[Items from a dataset]
○ ○ ○ ○ ○

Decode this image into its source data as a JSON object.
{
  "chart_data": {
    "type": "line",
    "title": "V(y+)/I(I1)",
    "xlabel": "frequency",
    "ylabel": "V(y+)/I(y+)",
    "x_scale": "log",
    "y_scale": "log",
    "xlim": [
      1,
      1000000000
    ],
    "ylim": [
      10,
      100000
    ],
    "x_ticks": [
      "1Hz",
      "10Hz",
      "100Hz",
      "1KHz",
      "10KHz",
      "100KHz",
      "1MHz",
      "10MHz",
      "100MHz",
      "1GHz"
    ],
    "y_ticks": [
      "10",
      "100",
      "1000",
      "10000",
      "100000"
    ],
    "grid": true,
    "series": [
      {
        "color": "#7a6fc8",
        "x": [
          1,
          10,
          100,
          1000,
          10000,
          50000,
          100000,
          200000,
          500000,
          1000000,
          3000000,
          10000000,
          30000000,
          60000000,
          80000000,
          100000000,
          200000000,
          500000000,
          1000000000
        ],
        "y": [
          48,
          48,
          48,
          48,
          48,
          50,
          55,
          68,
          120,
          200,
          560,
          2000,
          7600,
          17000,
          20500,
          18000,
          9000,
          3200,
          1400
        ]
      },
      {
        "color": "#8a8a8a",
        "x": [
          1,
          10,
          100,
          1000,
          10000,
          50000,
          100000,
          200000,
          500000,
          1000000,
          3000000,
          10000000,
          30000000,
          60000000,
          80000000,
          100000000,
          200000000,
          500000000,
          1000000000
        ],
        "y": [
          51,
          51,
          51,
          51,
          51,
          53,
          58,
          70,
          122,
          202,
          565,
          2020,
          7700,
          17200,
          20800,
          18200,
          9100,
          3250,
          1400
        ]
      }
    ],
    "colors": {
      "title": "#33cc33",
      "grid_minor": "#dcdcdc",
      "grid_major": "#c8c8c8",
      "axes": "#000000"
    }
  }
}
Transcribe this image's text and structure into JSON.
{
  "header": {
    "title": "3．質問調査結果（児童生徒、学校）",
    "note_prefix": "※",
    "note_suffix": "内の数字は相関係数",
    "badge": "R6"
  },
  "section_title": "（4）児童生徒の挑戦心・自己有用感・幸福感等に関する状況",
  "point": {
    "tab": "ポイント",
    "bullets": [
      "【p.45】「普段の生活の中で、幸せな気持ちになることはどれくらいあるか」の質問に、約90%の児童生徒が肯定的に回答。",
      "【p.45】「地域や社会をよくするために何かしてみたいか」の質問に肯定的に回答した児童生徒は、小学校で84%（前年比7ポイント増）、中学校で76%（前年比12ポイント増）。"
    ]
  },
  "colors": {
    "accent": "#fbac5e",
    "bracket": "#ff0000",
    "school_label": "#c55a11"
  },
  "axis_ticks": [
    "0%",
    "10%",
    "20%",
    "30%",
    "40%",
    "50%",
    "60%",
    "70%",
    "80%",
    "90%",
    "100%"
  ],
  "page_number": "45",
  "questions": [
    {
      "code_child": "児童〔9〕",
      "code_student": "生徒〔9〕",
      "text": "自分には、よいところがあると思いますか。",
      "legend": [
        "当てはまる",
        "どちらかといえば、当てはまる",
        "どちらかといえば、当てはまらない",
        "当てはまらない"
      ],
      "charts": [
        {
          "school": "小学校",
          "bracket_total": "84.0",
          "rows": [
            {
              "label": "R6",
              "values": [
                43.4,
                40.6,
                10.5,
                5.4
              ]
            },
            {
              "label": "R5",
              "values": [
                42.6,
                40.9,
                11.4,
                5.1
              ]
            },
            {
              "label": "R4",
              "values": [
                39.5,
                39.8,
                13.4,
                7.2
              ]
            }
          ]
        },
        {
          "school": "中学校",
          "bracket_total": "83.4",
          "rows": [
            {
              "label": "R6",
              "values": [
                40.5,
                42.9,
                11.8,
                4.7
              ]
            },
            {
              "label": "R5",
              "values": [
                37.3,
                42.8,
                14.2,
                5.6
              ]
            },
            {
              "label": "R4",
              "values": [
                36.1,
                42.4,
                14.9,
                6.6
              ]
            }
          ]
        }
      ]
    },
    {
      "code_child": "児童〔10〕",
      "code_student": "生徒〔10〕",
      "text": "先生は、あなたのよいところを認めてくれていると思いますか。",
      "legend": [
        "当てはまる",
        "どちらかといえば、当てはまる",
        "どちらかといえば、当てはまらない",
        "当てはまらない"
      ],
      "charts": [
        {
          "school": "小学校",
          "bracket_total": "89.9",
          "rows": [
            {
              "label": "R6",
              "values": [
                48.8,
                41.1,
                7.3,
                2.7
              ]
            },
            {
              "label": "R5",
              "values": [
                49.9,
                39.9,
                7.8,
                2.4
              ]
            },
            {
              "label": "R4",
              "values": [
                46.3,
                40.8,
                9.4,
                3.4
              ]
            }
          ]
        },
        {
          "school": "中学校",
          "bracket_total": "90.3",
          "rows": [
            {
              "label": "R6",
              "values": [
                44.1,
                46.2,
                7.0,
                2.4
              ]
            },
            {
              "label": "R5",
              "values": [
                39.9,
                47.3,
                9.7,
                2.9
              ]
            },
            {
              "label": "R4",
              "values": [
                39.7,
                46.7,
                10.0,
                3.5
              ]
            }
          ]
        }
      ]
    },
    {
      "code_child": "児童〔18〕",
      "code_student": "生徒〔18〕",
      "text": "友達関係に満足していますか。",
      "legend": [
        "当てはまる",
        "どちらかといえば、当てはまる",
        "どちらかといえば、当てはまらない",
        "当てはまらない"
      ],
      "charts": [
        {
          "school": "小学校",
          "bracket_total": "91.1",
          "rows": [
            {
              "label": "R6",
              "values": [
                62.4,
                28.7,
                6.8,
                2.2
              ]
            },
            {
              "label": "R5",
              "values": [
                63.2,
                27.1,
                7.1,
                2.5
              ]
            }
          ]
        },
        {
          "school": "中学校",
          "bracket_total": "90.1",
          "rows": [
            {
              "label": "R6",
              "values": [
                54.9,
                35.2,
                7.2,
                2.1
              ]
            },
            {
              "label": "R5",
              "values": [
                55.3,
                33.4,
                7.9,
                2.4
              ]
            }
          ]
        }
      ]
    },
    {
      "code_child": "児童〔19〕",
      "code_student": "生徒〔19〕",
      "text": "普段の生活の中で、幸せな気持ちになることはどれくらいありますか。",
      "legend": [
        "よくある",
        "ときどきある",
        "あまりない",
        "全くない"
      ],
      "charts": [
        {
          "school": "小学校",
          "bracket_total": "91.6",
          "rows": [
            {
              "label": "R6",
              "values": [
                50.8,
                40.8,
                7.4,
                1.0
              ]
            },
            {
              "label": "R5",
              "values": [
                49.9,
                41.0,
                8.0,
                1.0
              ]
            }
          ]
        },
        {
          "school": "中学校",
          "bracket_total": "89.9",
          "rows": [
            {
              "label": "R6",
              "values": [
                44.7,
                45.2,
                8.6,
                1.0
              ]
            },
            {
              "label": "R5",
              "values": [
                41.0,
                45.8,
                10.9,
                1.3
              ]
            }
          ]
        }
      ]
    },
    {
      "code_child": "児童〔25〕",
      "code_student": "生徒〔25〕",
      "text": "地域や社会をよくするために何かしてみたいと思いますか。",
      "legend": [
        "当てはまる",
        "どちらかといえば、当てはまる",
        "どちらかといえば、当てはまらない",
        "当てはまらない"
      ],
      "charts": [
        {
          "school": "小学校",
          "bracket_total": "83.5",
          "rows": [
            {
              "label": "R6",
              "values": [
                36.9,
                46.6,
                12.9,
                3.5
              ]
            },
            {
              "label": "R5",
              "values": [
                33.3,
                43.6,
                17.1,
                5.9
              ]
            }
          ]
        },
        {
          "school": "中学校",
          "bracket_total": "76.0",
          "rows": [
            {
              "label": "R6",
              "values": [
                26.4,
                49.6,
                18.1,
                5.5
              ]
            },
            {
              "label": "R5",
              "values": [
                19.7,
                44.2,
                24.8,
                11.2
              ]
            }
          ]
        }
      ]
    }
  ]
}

○ ○ ○ ○ ○

WHAT THIS TASK INVOLVES:
Search the lines above for the string "image", then show every one that has it.

RESULT BELOW:
Decode this image into its source data as a JSON object.
Transcribe this image's text and structure into JSON.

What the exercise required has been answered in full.